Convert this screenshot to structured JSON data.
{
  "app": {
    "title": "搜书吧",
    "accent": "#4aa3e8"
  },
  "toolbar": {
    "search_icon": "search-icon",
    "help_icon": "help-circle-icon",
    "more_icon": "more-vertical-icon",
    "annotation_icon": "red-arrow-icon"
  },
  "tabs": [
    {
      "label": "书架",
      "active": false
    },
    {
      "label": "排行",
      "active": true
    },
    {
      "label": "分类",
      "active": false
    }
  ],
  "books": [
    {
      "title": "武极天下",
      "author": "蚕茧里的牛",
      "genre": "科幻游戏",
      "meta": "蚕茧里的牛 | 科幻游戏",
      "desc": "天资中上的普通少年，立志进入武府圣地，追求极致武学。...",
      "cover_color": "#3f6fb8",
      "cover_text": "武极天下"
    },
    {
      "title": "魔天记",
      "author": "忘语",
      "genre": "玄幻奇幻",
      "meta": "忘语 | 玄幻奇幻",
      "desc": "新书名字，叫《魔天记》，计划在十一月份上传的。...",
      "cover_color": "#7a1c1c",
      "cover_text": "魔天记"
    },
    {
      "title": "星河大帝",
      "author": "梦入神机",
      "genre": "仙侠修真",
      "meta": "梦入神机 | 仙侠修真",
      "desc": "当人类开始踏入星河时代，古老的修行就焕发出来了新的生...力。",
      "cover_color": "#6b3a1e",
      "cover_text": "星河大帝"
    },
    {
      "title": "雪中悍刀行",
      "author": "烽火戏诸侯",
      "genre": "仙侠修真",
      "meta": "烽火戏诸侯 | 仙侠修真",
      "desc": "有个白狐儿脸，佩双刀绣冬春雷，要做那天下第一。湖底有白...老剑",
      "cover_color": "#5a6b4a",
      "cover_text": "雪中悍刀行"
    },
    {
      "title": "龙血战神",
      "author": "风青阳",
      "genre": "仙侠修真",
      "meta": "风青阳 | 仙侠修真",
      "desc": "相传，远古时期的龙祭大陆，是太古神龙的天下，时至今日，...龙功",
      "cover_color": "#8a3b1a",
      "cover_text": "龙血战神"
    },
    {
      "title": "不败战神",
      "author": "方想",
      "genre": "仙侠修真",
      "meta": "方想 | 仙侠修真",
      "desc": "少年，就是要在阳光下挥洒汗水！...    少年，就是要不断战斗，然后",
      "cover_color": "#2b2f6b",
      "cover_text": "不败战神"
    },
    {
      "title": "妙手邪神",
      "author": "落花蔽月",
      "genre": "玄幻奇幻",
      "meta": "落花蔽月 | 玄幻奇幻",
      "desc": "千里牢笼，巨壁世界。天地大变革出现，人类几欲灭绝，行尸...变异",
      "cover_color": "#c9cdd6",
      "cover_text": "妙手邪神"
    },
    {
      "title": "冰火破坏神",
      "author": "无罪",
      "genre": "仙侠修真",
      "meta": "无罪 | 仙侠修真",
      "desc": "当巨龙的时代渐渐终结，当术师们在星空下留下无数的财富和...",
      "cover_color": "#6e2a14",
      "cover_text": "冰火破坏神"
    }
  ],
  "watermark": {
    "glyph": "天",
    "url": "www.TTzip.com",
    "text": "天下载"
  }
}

### TASK DESCRIPTION
In the lines above, find each one with "author" and list it.

### TASK RESPONSE
      "author": "蚕茧里的牛",
      "author": "忘语",
      "author": "梦入神机",
      "author": "烽火戏诸侯",
      "author": "风青阳",
      "author": "方想",
      "author": "落花蔽月",
      "author": "无罪",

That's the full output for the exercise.